# ENTRIES SUPPLIED
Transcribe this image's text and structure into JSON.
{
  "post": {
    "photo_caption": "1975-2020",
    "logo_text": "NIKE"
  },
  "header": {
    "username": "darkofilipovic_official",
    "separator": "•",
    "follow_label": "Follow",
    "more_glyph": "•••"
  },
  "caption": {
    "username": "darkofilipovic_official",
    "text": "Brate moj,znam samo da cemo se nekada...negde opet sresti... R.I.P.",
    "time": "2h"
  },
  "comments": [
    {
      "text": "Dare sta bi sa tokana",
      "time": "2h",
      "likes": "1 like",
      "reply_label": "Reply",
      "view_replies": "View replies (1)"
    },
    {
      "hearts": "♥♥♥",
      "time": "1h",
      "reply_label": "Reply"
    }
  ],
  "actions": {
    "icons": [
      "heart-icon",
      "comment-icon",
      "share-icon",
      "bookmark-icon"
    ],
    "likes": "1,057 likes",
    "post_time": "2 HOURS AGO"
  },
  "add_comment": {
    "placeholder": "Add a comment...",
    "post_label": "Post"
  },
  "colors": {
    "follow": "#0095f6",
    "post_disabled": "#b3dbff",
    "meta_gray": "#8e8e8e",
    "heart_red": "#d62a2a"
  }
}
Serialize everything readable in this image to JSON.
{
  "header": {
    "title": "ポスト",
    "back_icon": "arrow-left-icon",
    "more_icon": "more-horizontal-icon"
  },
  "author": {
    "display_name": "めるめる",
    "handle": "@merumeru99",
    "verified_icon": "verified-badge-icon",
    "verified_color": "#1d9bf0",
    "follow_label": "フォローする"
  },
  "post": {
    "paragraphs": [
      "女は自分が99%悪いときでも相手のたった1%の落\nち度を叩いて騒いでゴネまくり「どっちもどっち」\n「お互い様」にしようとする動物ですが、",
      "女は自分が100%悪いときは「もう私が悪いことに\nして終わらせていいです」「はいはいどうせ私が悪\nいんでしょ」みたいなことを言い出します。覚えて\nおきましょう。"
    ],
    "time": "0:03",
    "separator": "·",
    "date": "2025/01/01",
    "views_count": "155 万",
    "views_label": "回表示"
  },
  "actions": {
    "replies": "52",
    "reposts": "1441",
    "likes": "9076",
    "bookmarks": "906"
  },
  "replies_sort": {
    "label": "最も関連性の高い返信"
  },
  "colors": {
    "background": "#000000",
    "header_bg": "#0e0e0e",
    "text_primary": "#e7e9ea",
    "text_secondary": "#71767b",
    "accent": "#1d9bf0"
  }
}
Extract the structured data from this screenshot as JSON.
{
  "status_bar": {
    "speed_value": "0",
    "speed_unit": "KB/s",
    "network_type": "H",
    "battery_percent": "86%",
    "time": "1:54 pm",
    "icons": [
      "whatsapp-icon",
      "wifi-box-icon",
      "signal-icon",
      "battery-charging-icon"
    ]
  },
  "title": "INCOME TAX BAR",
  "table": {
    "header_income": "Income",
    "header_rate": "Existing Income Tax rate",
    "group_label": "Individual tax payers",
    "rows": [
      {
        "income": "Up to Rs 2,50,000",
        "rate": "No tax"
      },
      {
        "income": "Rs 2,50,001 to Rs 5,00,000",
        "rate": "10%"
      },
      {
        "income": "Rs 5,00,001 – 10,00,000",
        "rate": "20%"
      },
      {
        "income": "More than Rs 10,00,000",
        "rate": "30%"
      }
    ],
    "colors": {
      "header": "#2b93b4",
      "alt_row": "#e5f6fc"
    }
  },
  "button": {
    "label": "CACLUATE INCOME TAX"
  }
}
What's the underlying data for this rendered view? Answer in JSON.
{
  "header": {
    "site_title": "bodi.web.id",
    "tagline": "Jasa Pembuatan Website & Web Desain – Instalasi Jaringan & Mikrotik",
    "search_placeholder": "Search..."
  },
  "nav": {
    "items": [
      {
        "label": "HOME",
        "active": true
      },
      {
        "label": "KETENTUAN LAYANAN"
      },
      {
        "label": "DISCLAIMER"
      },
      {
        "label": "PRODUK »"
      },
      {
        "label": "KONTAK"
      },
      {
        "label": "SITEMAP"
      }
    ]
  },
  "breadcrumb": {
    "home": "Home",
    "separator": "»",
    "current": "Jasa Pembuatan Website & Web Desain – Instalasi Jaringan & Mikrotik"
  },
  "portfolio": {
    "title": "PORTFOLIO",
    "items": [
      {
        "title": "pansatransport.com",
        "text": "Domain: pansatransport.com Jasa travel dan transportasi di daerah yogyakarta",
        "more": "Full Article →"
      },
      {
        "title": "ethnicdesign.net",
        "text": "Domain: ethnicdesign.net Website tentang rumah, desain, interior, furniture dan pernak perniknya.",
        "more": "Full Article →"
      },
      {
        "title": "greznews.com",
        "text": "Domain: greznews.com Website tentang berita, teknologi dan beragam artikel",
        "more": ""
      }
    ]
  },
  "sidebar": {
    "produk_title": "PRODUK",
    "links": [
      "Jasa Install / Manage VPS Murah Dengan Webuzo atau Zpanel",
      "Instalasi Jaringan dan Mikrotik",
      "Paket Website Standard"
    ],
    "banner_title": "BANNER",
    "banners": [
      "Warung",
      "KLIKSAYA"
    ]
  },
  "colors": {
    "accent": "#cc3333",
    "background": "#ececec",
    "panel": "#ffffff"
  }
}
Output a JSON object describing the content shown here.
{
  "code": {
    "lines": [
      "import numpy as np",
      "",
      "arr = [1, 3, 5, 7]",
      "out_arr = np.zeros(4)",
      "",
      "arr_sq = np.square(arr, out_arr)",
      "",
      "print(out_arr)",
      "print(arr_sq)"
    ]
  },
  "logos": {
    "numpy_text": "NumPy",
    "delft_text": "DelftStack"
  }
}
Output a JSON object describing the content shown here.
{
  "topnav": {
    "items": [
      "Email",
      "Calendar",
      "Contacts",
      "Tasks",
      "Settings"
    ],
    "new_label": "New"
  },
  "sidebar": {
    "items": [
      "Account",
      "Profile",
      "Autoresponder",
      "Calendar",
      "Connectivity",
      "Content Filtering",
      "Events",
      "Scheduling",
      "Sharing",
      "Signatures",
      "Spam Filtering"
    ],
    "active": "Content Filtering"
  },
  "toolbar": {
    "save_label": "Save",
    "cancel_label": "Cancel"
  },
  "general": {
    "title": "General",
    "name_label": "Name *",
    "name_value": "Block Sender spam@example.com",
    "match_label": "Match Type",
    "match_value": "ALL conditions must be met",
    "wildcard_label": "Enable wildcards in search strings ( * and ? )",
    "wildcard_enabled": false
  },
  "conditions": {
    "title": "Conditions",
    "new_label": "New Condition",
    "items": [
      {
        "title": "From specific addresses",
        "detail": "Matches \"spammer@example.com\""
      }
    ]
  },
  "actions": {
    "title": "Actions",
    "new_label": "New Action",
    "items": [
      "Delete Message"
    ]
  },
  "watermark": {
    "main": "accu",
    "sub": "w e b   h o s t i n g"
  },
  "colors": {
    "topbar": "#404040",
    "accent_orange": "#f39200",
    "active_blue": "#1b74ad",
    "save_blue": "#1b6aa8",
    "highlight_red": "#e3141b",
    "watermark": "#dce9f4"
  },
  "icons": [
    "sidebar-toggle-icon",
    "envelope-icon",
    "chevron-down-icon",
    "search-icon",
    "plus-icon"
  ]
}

# TASK GOAL
Repeat the material in full, exactly as it stands.

# THE OUTPUT
Transcribe this image's text and structure into JSON.
{
  "post": {
    "photo_caption": "1975-2020",
    "logo_text": "NIKE"
  },
  "header": {
    "username": "darkofilipovic_official",
    "separator": "•",
    "follow_label": "Follow",
    "more_glyph": "•••"
  },
  "caption": {
    "username": "darkofilipovic_official",
    "text": "Brate moj,znam samo da cemo se nekada...negde opet sresti... R.I.P.",
    "time": "2h"
  },
  "comments": [
    {
      "text": "Dare sta bi sa tokana",
      "time": "2h",
      "likes": "1 like",
      "reply_label": "Reply",
      "view_replies": "View replies (1)"
    },
    {
      "hearts": "♥♥♥",
      "time": "1h",
      "reply_label": "Reply"
    }
  ],
  "actions": {
    "icons": [
      "heart-icon",
      "comment-icon",
      "share-icon",
      "bookmark-icon"
    ],
    "likes": "1,057 likes",
    "post_time": "2 HOURS AGO"
  },
  "add_comment": {
    "placeholder": "Add a comment...",
    "post_label": "Post"
  },
  "colors": {
    "follow": "#0095f6",
    "post_disabled": "#b3dbff",
    "meta_gray": "#8e8e8e",
    "heart_red": "#d62a2a"
  }
}
Serialize everything readable in this image to JSON.
{
  "header": {
    "title": "ポスト",
    "back_icon": "arrow-left-icon",
    "more_icon": "more-horizontal-icon"
  },
  "author": {
    "display_name": "めるめる",
    "handle": "@merumeru99",
    "verified_icon": "verified-badge-icon",
    "verified_color": "#1d9bf0",
    "follow_label": "フォローする"
  },
  "post": {
    "paragraphs": [
      "女は自分が99%悪いときでも相手のたった1%の落\nち度を叩いて騒いでゴネまくり「どっちもどっち」\n「お互い様」にしようとする動物ですが、",
      "女は自分が100%悪いときは「もう私が悪いことに\nして終わらせていいです」「はいはいどうせ私が悪\nいんでしょ」みたいなことを言い出します。覚えて\nおきましょう。"
    ],
    "time": "0:03",
    "separator": "·",
    "date": "2025/01/01",
    "views_count": "155 万",
    "views_label": "回表示"
  },
  "actions": {
    "replies": "52",
    "reposts": "1441",
    "likes": "9076",
    "bookmarks": "906"
  },
  "replies_sort": {
    "label": "最も関連性の高い返信"
  },
  "colors": {
    "background": "#000000",
    "header_bg": "#0e0e0e",
    "text_primary": "#e7e9ea",
    "text_secondary": "#71767b",
    "accent": "#1d9bf0"
  }
}
Extract the structured data from this screenshot as JSON.
{
  "status_bar": {
    "speed_value": "0",
    "speed_unit": "KB/s",
    "network_type": "H",
    "battery_percent": "86%",
    "time": "1:54 pm",
    "icons": [
      "whatsapp-icon",
      "wifi-box-icon",
      "signal-icon",
      "battery-charging-icon"
    ]
  },
  "title": "INCOME TAX BAR",
  "table": {
    "header_income": "Income",
    "header_rate": "Existing Income Tax rate",
    "group_label": "Individual tax payers",
    "rows": [
      {
        "income": "Up to Rs 2,50,000",
        "rate": "No tax"
      },
      {
        "income": "Rs 2,50,001 to Rs 5,00,000",
        "rate": "10%"
      },
      {
        "income": "Rs 5,00,001 – 10,00,000",
        "rate": "20%"
      },
      {
        "income": "More than Rs 10,00,000",
        "rate": "30%"
      }
    ],
    "colors": {
      "header": "#2b93b4",
      "alt_row": "#e5f6fc"
    }
  },
  "button": {
    "label": "CACLUATE INCOME TAX"
  }
}
What's the underlying data for this rendered view? Answer in JSON.
{
  "header": {
    "site_title": "bodi.web.id",
    "tagline": "Jasa Pembuatan Website & Web Desain – Instalasi Jaringan & Mikrotik",
    "search_placeholder": "Search..."
  },
  "nav": {
    "items": [
      {
        "label": "HOME",
        "active": true
      },
      {
        "label": "KETENTUAN LAYANAN"
      },
      {
        "label": "DISCLAIMER"
      },
      {
        "label": "PRODUK »"
      },
      {
        "label": "KONTAK"
      },
      {
        "label": "SITEMAP"
      }
    ]
  },
  "breadcrumb": {
    "home": "Home",
    "separator": "»",
    "current": "Jasa Pembuatan Website & Web Desain – Instalasi Jaringan & Mikrotik"
  },
  "portfolio": {
    "title": "PORTFOLIO",
    "items": [
      {
        "title": "pansatransport.com",
        "text": "Domain: pansatransport.com Jasa travel dan transportasi di daerah yogyakarta",
        "more": "Full Article →"
      },
      {
        "title": "ethnicdesign.net",
        "text": "Domain: ethnicdesign.net Website tentang rumah, desain, interior, furniture dan pernak perniknya.",
        "more": "Full Article →"
      },
      {
        "title": "greznews.com",
        "text": "Domain: greznews.com Website tentang berita, teknologi dan beragam artikel",
        "more": ""
      }
    ]
  },
  "sidebar": {
    "produk_title": "PRODUK",
    "links": [
      "Jasa Install / Manage VPS Murah Dengan Webuzo atau Zpanel",
      "Instalasi Jaringan dan Mikrotik",
      "Paket Website Standard"
    ],
    "banner_title": "BANNER",
    "banners": [
      "Warung",
      "KLIKSAYA"
    ]
  },
  "colors": {
    "accent": "#cc3333",
    "background": "#ececec",
    "panel": "#ffffff"
  }
}
Output a JSON object describing the content shown here.
{
  "code": {
    "lines": [
      "import numpy as np",
      "",
      "arr = [1, 3, 5, 7]",
      "out_arr = np.zeros(4)",
      "",
      "arr_sq = np.square(arr, out_arr)",
      "",
      "print(out_arr)",
      "print(arr_sq)"
    ]
  },
  "logos": {
    "numpy_text": "NumPy",
    "delft_text": "DelftStack"
  }
}
Output a JSON object describing the content shown here.
{
  "topnav": {
    "items": [
      "Email",
      "Calendar",
      "Contacts",
      "Tasks",
      "Settings"
    ],
    "new_label": "New"
  },
  "sidebar": {
    "items": [
      "Account",
      "Profile",
      "Autoresponder",
      "Calendar",
      "Connectivity",
      "Content Filtering",
      "Events",
      "Scheduling",
      "Sharing",
      "Signatures",
      "Spam Filtering"
    ],
    "active": "Content Filtering"
  },
  "toolbar": {
    "save_label": "Save",
    "cancel_label": "Cancel"
  },
  "general": {
    "title": "General",
    "name_label": "Name *",
    "name_value": "Block Sender spam@example.com",
    "match_label": "Match Type",
    "match_value": "ALL conditions must be met",
    "wildcard_label": "Enable wildcards in search strings ( * and ? )",
    "wildcard_enabled": false
  },
  "conditions": {
    "title": "Conditions",
    "new_label": "New Condition",
    "items": [
      {
        "title": "From specific addresses",
        "detail": "Matches \"spammer@example.com\""
      }
    ]
  },
  "actions": {
    "title": "Actions",
    "new_label": "New Action",
    "items": [
      "Delete Message"
    ]
  },
  "watermark": {
    "main": "accu",
    "sub": "w e b   h o s t i n g"
  },
  "colors": {
    "topbar": "#404040",
    "accent_orange": "#f39200",
    "active_blue": "#1b74ad",
    "save_blue": "#1b6aa8",
    "highlight_red": "#e3141b",
    "watermark": "#dce9f4"
  },
  "icons": [
    "sidebar-toggle-icon",
    "envelope-icon",
    "chevron-down-icon",
    "search-icon",
    "plus-icon"
  ]
}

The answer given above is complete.